PROBLEM DESCRIPTION: Locate every line in the records below that contains the word "color", and copy each one.

(A block of data)
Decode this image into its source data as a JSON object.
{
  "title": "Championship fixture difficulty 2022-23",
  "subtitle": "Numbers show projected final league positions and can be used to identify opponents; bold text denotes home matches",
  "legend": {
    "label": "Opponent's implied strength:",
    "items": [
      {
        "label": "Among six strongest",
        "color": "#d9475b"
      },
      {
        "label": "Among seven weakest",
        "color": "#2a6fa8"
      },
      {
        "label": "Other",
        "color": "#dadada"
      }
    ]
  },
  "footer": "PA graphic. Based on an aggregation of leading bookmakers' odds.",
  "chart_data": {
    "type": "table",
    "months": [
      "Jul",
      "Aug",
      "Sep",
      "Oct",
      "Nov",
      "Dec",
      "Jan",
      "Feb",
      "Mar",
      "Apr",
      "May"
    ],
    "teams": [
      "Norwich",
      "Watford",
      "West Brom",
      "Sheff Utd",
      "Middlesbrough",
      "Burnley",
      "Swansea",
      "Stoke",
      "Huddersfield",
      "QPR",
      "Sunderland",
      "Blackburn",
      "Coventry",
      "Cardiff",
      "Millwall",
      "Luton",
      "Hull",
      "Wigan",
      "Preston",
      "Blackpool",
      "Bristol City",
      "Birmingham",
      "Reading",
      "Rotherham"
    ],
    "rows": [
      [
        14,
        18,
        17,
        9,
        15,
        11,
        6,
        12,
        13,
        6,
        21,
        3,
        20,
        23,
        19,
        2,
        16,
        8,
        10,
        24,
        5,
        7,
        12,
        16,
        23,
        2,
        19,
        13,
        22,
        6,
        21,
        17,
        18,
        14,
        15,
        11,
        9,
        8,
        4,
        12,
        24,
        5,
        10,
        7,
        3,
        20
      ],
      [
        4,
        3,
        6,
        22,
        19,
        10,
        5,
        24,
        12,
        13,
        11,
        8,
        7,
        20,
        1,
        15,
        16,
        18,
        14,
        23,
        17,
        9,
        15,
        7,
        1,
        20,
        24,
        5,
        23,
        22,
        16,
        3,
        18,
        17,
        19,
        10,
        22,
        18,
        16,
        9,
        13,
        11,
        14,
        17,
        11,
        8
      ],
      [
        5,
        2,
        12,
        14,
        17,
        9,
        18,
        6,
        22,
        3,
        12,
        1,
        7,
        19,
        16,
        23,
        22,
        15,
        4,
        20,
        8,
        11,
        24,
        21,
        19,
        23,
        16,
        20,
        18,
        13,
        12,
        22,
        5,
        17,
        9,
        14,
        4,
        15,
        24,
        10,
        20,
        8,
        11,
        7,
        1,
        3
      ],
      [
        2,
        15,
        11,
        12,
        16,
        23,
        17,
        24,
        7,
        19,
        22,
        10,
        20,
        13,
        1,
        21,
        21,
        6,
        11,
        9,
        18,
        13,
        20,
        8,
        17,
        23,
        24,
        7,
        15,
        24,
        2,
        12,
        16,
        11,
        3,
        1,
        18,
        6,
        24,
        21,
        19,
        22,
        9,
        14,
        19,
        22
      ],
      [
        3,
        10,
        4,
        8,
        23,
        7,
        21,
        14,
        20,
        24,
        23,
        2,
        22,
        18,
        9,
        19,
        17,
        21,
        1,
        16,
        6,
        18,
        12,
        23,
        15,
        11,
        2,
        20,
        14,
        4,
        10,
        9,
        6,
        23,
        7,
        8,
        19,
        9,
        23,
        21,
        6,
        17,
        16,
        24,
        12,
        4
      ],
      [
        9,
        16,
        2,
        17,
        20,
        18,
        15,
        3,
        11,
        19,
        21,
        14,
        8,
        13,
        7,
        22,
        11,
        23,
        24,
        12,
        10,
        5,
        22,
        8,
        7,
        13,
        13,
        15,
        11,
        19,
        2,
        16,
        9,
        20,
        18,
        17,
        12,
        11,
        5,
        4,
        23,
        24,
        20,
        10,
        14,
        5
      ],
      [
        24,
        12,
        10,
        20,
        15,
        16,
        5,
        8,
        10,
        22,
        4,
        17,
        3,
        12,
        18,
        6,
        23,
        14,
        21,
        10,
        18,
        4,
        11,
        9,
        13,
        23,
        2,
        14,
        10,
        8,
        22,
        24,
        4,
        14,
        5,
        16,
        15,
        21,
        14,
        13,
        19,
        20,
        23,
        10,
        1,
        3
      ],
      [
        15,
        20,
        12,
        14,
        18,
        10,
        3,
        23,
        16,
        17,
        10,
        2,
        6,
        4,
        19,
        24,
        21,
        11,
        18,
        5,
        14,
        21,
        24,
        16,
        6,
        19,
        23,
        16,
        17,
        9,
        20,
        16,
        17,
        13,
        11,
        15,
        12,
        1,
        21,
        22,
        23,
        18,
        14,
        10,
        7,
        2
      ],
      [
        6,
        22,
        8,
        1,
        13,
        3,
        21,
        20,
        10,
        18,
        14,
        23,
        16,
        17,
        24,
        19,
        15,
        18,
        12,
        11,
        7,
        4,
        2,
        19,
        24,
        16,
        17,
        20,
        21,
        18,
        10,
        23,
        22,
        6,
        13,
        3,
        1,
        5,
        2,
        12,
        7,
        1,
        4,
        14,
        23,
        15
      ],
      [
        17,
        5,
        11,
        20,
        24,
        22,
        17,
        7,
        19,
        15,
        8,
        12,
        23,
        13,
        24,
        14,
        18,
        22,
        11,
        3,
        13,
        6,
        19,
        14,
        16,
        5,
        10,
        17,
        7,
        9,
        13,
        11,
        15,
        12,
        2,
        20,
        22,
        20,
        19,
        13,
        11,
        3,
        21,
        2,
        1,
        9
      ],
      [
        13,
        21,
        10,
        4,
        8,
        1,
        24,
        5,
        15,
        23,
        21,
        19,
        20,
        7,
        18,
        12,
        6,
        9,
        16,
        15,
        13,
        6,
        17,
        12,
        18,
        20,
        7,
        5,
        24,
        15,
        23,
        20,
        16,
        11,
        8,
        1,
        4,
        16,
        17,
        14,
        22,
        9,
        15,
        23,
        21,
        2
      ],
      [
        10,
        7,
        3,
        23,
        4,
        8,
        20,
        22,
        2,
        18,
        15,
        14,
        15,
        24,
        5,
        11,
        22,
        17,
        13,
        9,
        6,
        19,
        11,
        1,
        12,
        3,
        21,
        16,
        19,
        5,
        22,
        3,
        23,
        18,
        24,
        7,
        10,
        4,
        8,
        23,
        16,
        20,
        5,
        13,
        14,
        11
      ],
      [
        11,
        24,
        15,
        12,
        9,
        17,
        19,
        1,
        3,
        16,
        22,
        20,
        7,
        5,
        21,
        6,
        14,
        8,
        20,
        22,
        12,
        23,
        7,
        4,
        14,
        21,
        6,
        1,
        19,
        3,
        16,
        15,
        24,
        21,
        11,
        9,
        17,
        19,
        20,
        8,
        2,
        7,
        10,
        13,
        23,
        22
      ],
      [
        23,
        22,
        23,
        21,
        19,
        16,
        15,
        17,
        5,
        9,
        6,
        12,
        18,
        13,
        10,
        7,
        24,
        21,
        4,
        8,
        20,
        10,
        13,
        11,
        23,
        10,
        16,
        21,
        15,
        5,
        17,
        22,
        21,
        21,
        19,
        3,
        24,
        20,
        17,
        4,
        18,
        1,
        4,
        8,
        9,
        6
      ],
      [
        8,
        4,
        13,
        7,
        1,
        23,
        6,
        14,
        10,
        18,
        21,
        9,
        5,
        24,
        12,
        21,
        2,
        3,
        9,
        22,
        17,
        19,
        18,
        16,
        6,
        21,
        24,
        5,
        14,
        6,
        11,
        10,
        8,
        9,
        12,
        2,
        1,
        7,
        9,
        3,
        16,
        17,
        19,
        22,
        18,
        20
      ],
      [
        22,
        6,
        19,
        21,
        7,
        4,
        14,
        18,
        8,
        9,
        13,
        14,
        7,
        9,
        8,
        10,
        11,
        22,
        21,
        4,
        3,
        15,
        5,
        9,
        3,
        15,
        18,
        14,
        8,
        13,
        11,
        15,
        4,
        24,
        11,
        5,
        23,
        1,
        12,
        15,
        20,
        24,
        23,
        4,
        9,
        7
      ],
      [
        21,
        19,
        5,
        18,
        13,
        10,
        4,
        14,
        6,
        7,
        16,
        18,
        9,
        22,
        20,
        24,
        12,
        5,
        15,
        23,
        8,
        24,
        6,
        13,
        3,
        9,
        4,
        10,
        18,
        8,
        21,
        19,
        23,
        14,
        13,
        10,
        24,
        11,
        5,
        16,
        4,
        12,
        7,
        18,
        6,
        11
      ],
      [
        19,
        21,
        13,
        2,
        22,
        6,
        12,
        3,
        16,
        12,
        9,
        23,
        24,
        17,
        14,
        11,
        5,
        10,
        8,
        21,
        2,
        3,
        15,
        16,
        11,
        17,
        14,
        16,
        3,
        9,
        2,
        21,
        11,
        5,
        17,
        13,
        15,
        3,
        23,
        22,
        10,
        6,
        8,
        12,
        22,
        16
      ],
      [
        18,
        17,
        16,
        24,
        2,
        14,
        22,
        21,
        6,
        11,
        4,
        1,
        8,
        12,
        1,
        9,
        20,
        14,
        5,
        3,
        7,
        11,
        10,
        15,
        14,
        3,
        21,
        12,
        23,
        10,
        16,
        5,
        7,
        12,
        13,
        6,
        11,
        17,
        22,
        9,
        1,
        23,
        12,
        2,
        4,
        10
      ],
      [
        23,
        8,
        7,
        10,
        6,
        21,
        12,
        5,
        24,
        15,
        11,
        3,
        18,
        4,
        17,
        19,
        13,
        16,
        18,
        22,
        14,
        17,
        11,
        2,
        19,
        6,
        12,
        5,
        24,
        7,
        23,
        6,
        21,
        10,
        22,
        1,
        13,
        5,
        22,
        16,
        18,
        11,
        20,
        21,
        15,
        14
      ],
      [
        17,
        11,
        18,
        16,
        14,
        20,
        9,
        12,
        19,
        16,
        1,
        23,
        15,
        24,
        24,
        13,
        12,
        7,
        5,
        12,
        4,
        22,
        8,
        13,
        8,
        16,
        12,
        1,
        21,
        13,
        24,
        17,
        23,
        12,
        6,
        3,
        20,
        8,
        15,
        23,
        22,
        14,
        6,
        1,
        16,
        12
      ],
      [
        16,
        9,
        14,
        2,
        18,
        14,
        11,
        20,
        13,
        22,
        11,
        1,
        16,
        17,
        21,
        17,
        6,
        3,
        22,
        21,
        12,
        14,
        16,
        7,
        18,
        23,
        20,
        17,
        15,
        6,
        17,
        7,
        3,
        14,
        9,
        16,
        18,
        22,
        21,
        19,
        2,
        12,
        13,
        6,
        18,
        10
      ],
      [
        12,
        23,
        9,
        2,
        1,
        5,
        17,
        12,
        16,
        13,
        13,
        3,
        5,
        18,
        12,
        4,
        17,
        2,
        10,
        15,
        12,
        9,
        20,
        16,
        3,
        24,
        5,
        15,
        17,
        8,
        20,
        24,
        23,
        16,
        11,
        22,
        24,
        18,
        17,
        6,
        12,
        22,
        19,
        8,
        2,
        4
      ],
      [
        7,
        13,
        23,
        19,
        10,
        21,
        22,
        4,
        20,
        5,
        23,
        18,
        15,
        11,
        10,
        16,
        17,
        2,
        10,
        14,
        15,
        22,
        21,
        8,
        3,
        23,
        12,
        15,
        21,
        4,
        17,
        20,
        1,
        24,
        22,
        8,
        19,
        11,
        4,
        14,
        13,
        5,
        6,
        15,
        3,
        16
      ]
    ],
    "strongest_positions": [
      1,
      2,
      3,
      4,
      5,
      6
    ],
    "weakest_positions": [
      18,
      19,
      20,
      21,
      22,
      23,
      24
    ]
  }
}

PROBLEM SOLUTION:
        "color": "#d9475b"
        "color": "#2a6fa8"
        "color": "#dadada"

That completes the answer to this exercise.